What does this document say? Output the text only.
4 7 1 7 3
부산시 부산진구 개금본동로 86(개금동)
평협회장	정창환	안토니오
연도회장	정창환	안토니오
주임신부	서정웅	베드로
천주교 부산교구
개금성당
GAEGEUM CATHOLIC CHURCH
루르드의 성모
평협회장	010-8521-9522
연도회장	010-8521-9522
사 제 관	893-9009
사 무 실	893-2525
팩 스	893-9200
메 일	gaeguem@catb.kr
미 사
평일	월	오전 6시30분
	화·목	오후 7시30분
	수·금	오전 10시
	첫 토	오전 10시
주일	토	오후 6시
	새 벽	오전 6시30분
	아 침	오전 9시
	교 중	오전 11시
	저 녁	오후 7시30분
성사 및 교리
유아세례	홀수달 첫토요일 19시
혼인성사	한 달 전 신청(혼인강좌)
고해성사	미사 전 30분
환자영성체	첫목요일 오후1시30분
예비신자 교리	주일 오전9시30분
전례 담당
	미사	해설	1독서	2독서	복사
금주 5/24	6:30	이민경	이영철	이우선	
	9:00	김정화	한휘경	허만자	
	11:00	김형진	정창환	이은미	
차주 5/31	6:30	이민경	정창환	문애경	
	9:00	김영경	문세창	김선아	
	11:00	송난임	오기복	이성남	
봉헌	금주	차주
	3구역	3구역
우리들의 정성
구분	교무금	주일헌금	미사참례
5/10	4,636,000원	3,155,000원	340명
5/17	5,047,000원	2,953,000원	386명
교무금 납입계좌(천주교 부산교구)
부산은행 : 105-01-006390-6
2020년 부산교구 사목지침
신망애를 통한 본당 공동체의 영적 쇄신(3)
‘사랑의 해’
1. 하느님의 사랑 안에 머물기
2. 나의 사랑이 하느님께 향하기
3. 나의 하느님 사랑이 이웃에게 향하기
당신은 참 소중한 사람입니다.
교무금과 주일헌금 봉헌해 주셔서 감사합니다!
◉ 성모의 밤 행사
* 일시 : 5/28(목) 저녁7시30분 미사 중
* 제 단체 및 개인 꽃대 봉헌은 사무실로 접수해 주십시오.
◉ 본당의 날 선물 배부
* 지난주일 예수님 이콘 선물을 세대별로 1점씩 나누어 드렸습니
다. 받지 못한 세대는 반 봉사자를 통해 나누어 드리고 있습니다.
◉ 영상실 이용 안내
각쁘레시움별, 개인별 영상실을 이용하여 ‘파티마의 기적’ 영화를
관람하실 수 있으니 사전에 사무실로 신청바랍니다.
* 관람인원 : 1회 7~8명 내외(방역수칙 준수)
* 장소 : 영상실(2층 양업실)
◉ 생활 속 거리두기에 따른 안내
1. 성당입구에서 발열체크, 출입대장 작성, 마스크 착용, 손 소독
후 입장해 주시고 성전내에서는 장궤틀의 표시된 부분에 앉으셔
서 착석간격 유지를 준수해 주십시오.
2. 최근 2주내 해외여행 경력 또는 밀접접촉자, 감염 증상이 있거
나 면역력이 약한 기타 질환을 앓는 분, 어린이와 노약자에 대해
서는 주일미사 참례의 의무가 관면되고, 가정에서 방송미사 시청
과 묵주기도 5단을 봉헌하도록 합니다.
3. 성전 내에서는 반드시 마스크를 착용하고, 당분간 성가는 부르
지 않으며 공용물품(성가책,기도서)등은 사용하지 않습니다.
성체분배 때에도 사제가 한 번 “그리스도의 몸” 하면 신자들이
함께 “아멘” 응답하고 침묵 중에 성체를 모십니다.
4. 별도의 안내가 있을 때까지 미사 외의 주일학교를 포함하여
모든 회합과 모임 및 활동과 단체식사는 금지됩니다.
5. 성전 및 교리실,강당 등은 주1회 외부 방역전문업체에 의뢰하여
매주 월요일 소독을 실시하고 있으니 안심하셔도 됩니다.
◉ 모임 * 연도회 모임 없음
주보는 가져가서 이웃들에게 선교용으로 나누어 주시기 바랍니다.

* * * *

**Short task:** Please output the complete data exactly.

**Response below:**
What does this document say? Output the text only.
4 7 1 7 3
부산시 부산진구 개금본동로 86(개금동)
평협회장	정창환	안토니오
연도회장	정창환	안토니오
주임신부	서정웅	베드로
천주교 부산교구
개금성당
GAEGEUM CATHOLIC CHURCH
루르드의 성모
평협회장	010-8521-9522
연도회장	010-8521-9522
사 제 관	893-9009
사 무 실	893-2525
팩 스	893-9200
메 일	gaeguem@catb.kr
미 사
평일	월	오전 6시30분
	화·목	오후 7시30분
	수·금	오전 10시
	첫 토	오전 10시
주일	토	오후 6시
	새 벽	오전 6시30분
	아 침	오전 9시
	교 중	오전 11시
	저 녁	오후 7시30분
성사 및 교리
유아세례	홀수달 첫토요일 19시
혼인성사	한 달 전 신청(혼인강좌)
고해성사	미사 전 30분
환자영성체	첫목요일 오후1시30분
예비신자 교리	주일 오전9시30분
전례 담당
	미사	해설	1독서	2독서	복사
금주 5/24	6:30	이민경	이영철	이우선	
	9:00	김정화	한휘경	허만자	
	11:00	김형진	정창환	이은미	
차주 5/31	6:30	이민경	정창환	문애경	
	9:00	김영경	문세창	김선아	
	11:00	송난임	오기복	이성남	
봉헌	금주	차주
	3구역	3구역
우리들의 정성
구분	교무금	주일헌금	미사참례
5/10	4,636,000원	3,155,000원	340명
5/17	5,047,000원	2,953,000원	386명
교무금 납입계좌(천주교 부산교구)
부산은행 : 105-01-006390-6
2020년 부산교구 사목지침
신망애를 통한 본당 공동체의 영적 쇄신(3)
‘사랑의 해’
1. 하느님의 사랑 안에 머물기
2. 나의 사랑이 하느님께 향하기
3. 나의 하느님 사랑이 이웃에게 향하기
당신은 참 소중한 사람입니다.
교무금과 주일헌금 봉헌해 주셔서 감사합니다!
◉ 성모의 밤 행사
* 일시 : 5/28(목) 저녁7시30분 미사 중
* 제 단체 및 개인 꽃대 봉헌은 사무실로 접수해 주십시오.
◉ 본당의 날 선물 배부
* 지난주일 예수님 이콘 선물을 세대별로 1점씩 나누어 드렸습니
다. 받지 못한 세대는 반 봉사자를 통해 나누어 드리고 있습니다.
◉ 영상실 이용 안내
각쁘레시움별, 개인별 영상실을 이용하여 ‘파티마의 기적’ 영화를
관람하실 수 있으니 사전에 사무실로 신청바랍니다.
* 관람인원 : 1회 7~8명 내외(방역수칙 준수)
* 장소 : 영상실(2층 양업실)
◉ 생활 속 거리두기에 따른 안내
1. 성당입구에서 발열체크, 출입대장 작성, 마스크 착용, 손 소독
후 입장해 주시고 성전내에서는 장궤틀의 표시된 부분에 앉으셔
서 착석간격 유지를 준수해 주십시오.
2. 최근 2주내 해외여행 경력 또는 밀접접촉자, 감염 증상이 있거
나 면역력이 약한 기타 질환을 앓는 분, 어린이와 노약자에 대해
서는 주일미사 참례의 의무가 관면되고, 가정에서 방송미사 시청
과 묵주기도 5단을 봉헌하도록 합니다.
3. 성전 내에서는 반드시 마스크를 착용하고, 당분간 성가는 부르
지 않으며 공용물품(성가책,기도서)등은 사용하지 않습니다.
성체분배 때에도 사제가 한 번 “그리스도의 몸” 하면 신자들이
함께 “아멘” 응답하고 침묵 중에 성체를 모십니다.
4. 별도의 안내가 있을 때까지 미사 외의 주일학교를 포함하여
모든 회합과 모임 및 활동과 단체식사는 금지됩니다.
5. 성전 및 교리실,강당 등은 주1회 외부 방역전문업체에 의뢰하여
매주 월요일 소독을 실시하고 있으니 안심하셔도 됩니다.
◉ 모임 * 연도회 모임 없음
주보는 가져가서 이웃들에게 선교용으로 나누어 주시기 바랍니다.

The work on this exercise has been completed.